** Begin **

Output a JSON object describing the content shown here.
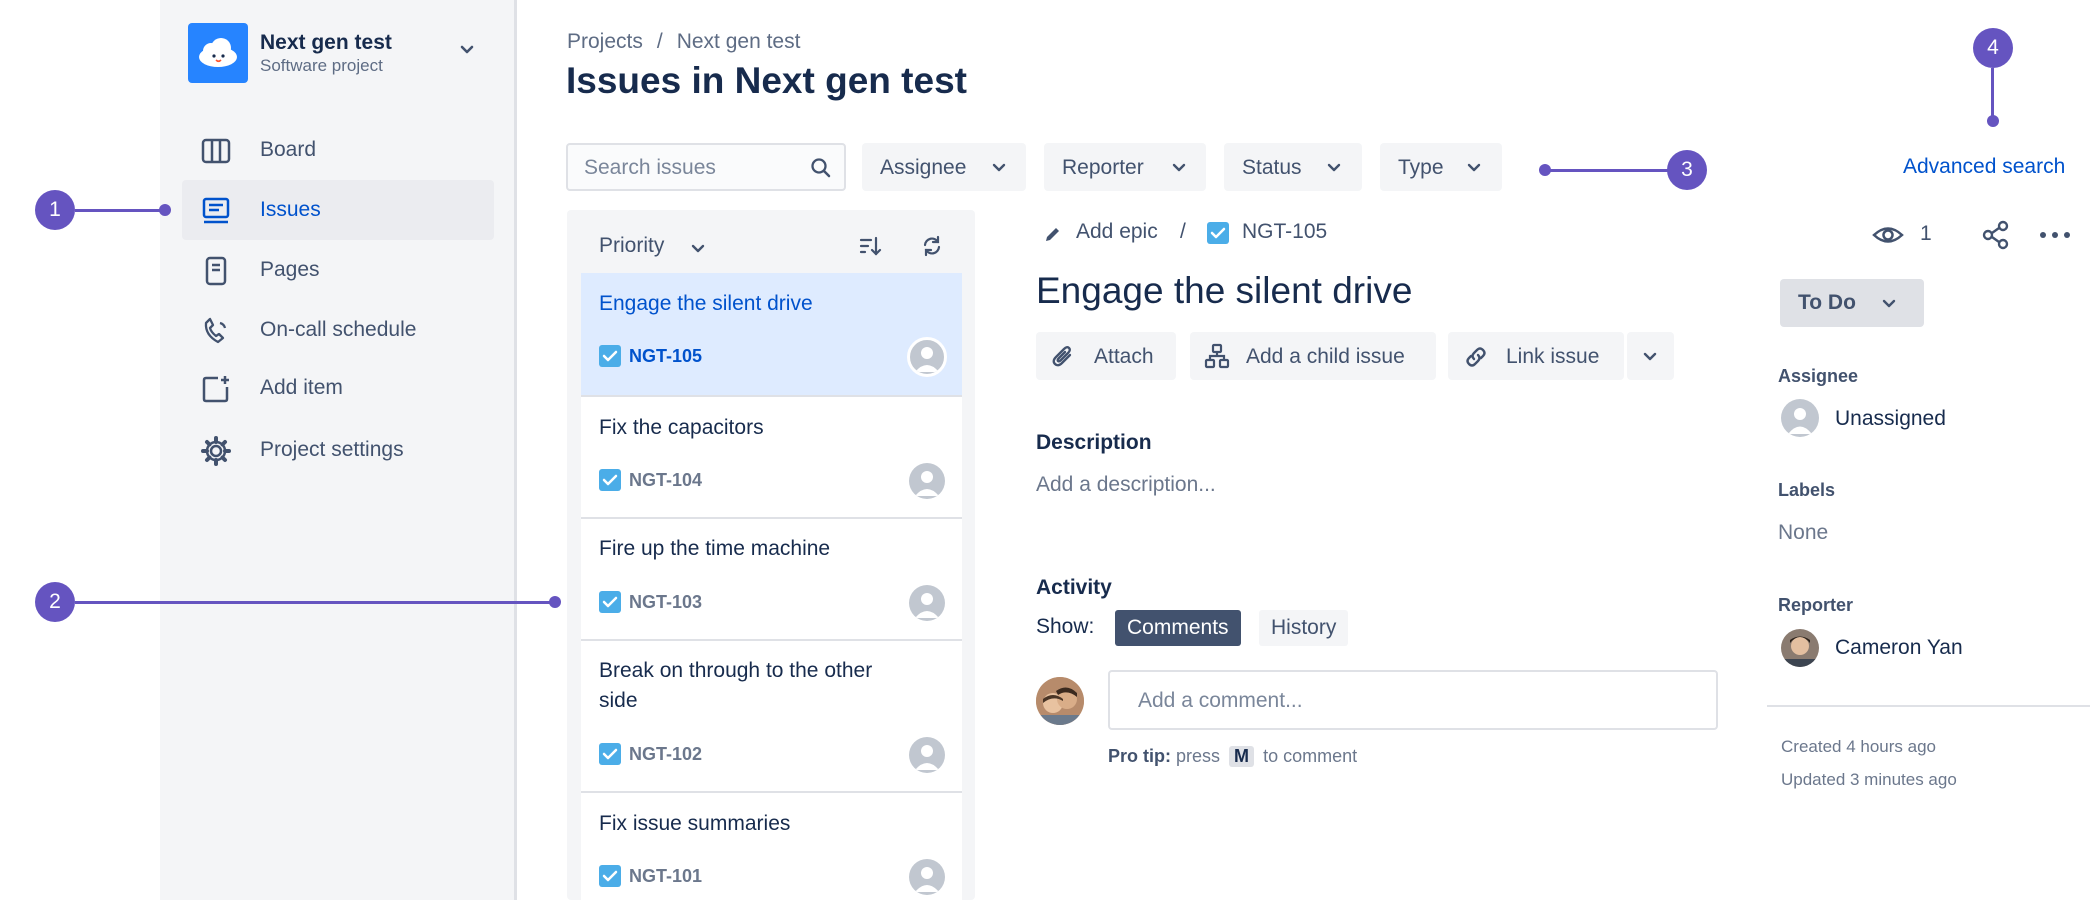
{
  "project": {
    "name": "Next gen test",
    "type": "Software project"
  },
  "sidebar": {
    "items": [
      {
        "label": "Board",
        "icon": "board-icon"
      },
      {
        "label": "Issues",
        "icon": "issues-icon",
        "active": true
      },
      {
        "label": "Pages",
        "icon": "pages-icon"
      },
      {
        "label": "On-call schedule",
        "icon": "phone-icon"
      },
      {
        "label": "Add item",
        "icon": "add-item-icon"
      },
      {
        "label": "Project settings",
        "icon": "gear-icon"
      }
    ]
  },
  "callouts": [
    "1",
    "2",
    "3",
    "4"
  ],
  "breadcrumb": [
    "Projects",
    "/",
    "Next gen test"
  ],
  "page_title": "Issues in Next gen test",
  "filters": {
    "search_placeholder": "Search issues",
    "buttons": [
      "Assignee",
      "Reporter",
      "Status",
      "Type"
    ],
    "advanced_search": "Advanced search"
  },
  "issue_list": {
    "sort_label": "Priority",
    "issues": [
      {
        "title": "Engage the silent drive",
        "key": "NGT-105",
        "selected": true
      },
      {
        "title": "Fix the capacitors",
        "key": "NGT-104"
      },
      {
        "title": "Fire up the time machine",
        "key": "NGT-103"
      },
      {
        "title": "Break on through to the other side",
        "key": "NGT-102"
      },
      {
        "title": "Fix issue summaries",
        "key": "NGT-101"
      }
    ]
  },
  "detail": {
    "add_epic": "Add epic",
    "separator": "/",
    "key": "NGT-105",
    "title": "Engage the silent drive",
    "actions": {
      "attach": "Attach",
      "add_child": "Add a child issue",
      "link_issue": "Link issue"
    },
    "description_heading": "Description",
    "description_placeholder": "Add a description...",
    "activity_heading": "Activity",
    "show_label": "Show:",
    "tabs": {
      "comments": "Comments",
      "history": "History"
    },
    "comment_placeholder": "Add a comment...",
    "protip": {
      "label": "Pro tip:",
      "press": "press",
      "key": "M",
      "suffix": "to comment"
    }
  },
  "side_panel": {
    "watchers": "1",
    "status": "To Do",
    "assignee_label": "Assignee",
    "assignee": "Unassigned",
    "labels_label": "Labels",
    "labels": "None",
    "reporter_label": "Reporter",
    "reporter": "Cameron Yan",
    "created": "Created 4 hours ago",
    "updated": "Updated 3 minutes ago"
  },
  "colors": {
    "accent": "#6554c0",
    "link": "#0052cc",
    "selected": "#deebff",
    "task": "#4bade8"
  }
}
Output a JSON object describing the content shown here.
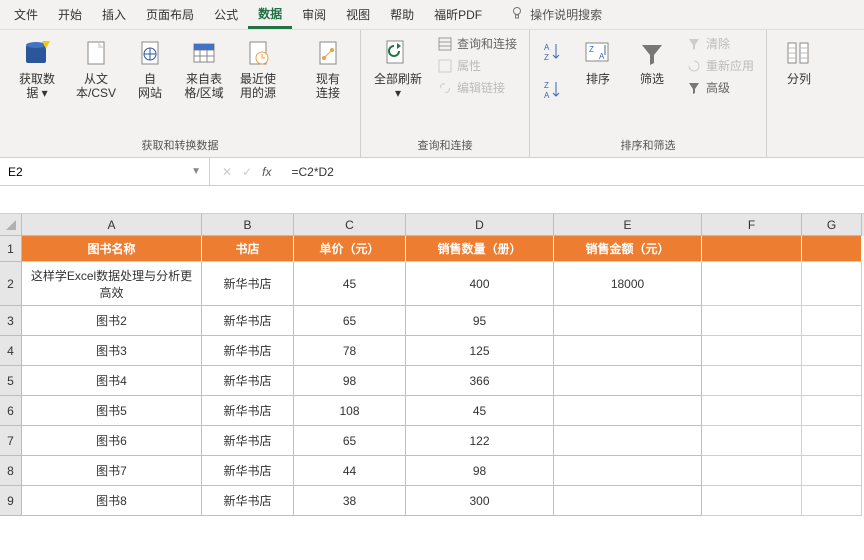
{
  "menu": {
    "tabs": [
      "文件",
      "开始",
      "插入",
      "页面布局",
      "公式",
      "数据",
      "审阅",
      "视图",
      "帮助",
      "福昕PDF"
    ],
    "active_index": 5,
    "tell_me": "操作说明搜索"
  },
  "ribbon": {
    "group1": {
      "label": "获取和转换数据",
      "btns": [
        "获取数\n据 ▾",
        "从文\n本/CSV",
        "自\n网站",
        "来自表\n格/区域",
        "最近使\n用的源",
        "现有\n连接"
      ]
    },
    "group2": {
      "label": "查询和连接",
      "refresh": "全部刷新\n▾",
      "items": [
        "查询和连接",
        "属性",
        "编辑链接"
      ]
    },
    "group3": {
      "label": "排序和筛选",
      "sort": "排序",
      "filter": "筛选",
      "side": [
        "清除",
        "重新应用",
        "高级"
      ]
    },
    "group4": {
      "label": "",
      "btn": "分列"
    }
  },
  "formula": {
    "name_box": "E2",
    "value": "=C2*D2"
  },
  "columns": [
    "A",
    "B",
    "C",
    "D",
    "E",
    "F",
    "G"
  ],
  "table": {
    "headers": [
      "图书名称",
      "书店",
      "单价（元）",
      "销售数量（册）",
      "销售金额（元）"
    ],
    "rows": [
      [
        "这样学Excel数据处理与分析更高效",
        "新华书店",
        "45",
        "400",
        "18000"
      ],
      [
        "图书2",
        "新华书店",
        "65",
        "95",
        ""
      ],
      [
        "图书3",
        "新华书店",
        "78",
        "125",
        ""
      ],
      [
        "图书4",
        "新华书店",
        "98",
        "366",
        ""
      ],
      [
        "图书5",
        "新华书店",
        "108",
        "45",
        ""
      ],
      [
        "图书6",
        "新华书店",
        "65",
        "122",
        ""
      ],
      [
        "图书7",
        "新华书店",
        "44",
        "98",
        ""
      ],
      [
        "图书8",
        "新华书店",
        "38",
        "300",
        ""
      ]
    ]
  }
}
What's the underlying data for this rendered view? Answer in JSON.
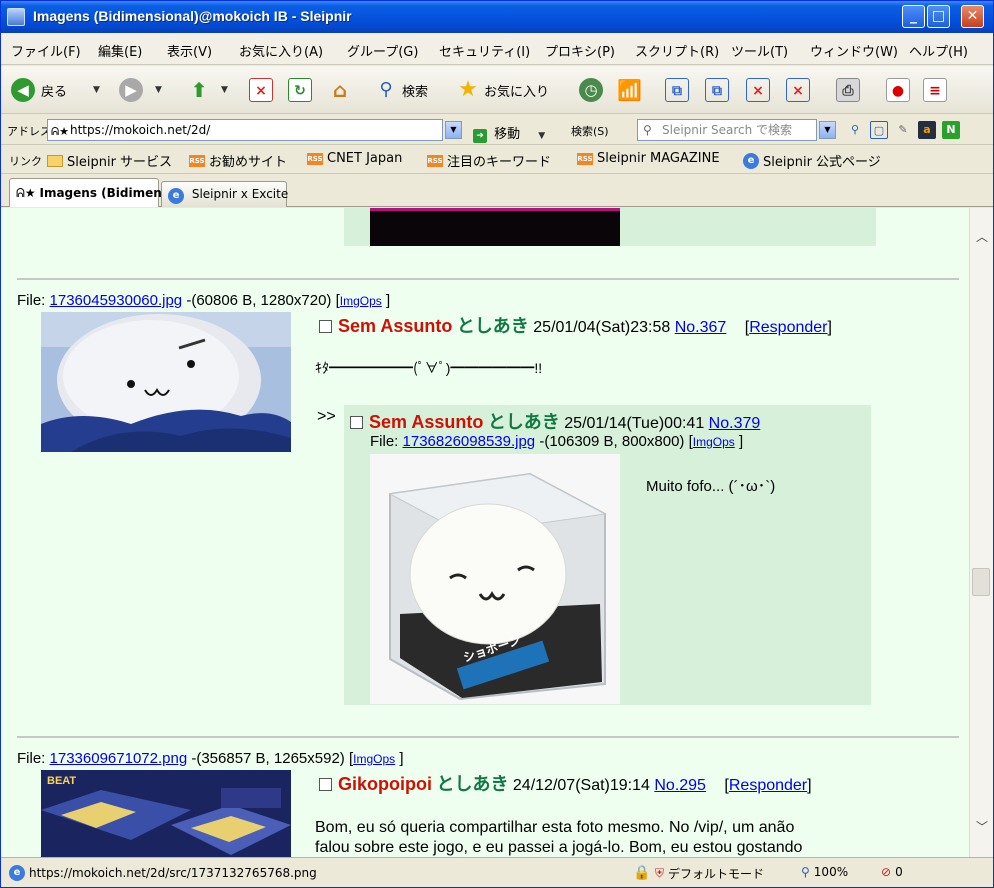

** End **

Make an exact copy of every entry above, minus the images.

▸ **SOLUTION FOR THIS TASK**:
Output a JSON object describing the content shown here.
{
  "project": {
    "name": "Next gen test",
    "type": "Software project"
  },
  "sidebar": {
    "items": [
      {
        "label": "Board",
        "icon": "board-icon"
      },
      {
        "label": "Issues",
        "icon": "issues-icon",
        "active": true
      },
      {
        "label": "Pages",
        "icon": "pages-icon"
      },
      {
        "label": "On-call schedule",
        "icon": "phone-icon"
      },
      {
        "label": "Add item",
        "icon": "add-item-icon"
      },
      {
        "label": "Project settings",
        "icon": "gear-icon"
      }
    ]
  },
  "callouts": [
    "1",
    "2",
    "3",
    "4"
  ],
  "breadcrumb": [
    "Projects",
    "/",
    "Next gen test"
  ],
  "page_title": "Issues in Next gen test",
  "filters": {
    "search_placeholder": "Search issues",
    "buttons": [
      "Assignee",
      "Reporter",
      "Status",
      "Type"
    ],
    "advanced_search": "Advanced search"
  },
  "issue_list": {
    "sort_label": "Priority",
    "issues": [
      {
        "title": "Engage the silent drive",
        "key": "NGT-105",
        "selected": true
      },
      {
        "title": "Fix the capacitors",
        "key": "NGT-104"
      },
      {
        "title": "Fire up the time machine",
        "key": "NGT-103"
      },
      {
        "title": "Break on through to the other side",
        "key": "NGT-102"
      },
      {
        "title": "Fix issue summaries",
        "key": "NGT-101"
      }
    ]
  },
  "detail": {
    "add_epic": "Add epic",
    "separator": "/",
    "key": "NGT-105",
    "title": "Engage the silent drive",
    "actions": {
      "attach": "Attach",
      "add_child": "Add a child issue",
      "link_issue": "Link issue"
    },
    "description_heading": "Description",
    "description_placeholder": "Add a description...",
    "activity_heading": "Activity",
    "show_label": "Show:",
    "tabs": {
      "comments": "Comments",
      "history": "History"
    },
    "comment_placeholder": "Add a comment...",
    "protip": {
      "label": "Pro tip:",
      "press": "press",
      "key": "M",
      "suffix": "to comment"
    }
  },
  "side_panel": {
    "watchers": "1",
    "status": "To Do",
    "assignee_label": "Assignee",
    "assignee": "Unassigned",
    "labels_label": "Labels",
    "labels": "None",
    "reporter_label": "Reporter",
    "reporter": "Cameron Yan",
    "created": "Created 4 hours ago",
    "updated": "Updated 3 minutes ago"
  },
  "colors": {
    "accent": "#6554c0",
    "link": "#0052cc",
    "selected": "#deebff",
    "task": "#4bade8"
  }
}
Output a JSON object describing the content shown here.
{
  "menu": {
    "tabs": [
      "文件",
      "开始",
      "插入",
      "页面布局",
      "公式",
      "数据",
      "审阅",
      "视图",
      "帮助",
      "福昕PDF"
    ],
    "active_index": 5,
    "tell_me": "操作说明搜索"
  },
  "ribbon": {
    "group1": {
      "label": "获取和转换数据",
      "btns": [
        "获取数\n据 ▾",
        "从文\n本/CSV",
        "自\n网站",
        "来自表\n格/区域",
        "最近使\n用的源",
        "现有\n连接"
      ]
    },
    "group2": {
      "label": "查询和连接",
      "refresh": "全部刷新\n▾",
      "items": [
        "查询和连接",
        "属性",
        "编辑链接"
      ]
    },
    "group3": {
      "label": "排序和筛选",
      "sort": "排序",
      "filter": "筛选",
      "side": [
        "清除",
        "重新应用",
        "高级"
      ]
    },
    "group4": {
      "label": "",
      "btn": "分列"
    }
  },
  "formula": {
    "name_box": "E2",
    "value": "=C2*D2"
  },
  "columns": [
    "A",
    "B",
    "C",
    "D",
    "E",
    "F",
    "G"
  ],
  "table": {
    "headers": [
      "图书名称",
      "书店",
      "单价（元）",
      "销售数量（册）",
      "销售金额（元）"
    ],
    "rows": [
      [
        "这样学Excel数据处理与分析更高效",
        "新华书店",
        "45",
        "400",
        "18000"
      ],
      [
        "图书2",
        "新华书店",
        "65",
        "95",
        ""
      ],
      [
        "图书3",
        "新华书店",
        "78",
        "125",
        ""
      ],
      [
        "图书4",
        "新华书店",
        "98",
        "366",
        ""
      ],
      [
        "图书5",
        "新华书店",
        "108",
        "45",
        ""
      ],
      [
        "图书6",
        "新华书店",
        "65",
        "122",
        ""
      ],
      [
        "图书7",
        "新华书店",
        "44",
        "98",
        ""
      ],
      [
        "图书8",
        "新华书店",
        "38",
        "300",
        ""
      ]
    ]
  }
}
What's the underlying data for this rendered view? Answer in JSON.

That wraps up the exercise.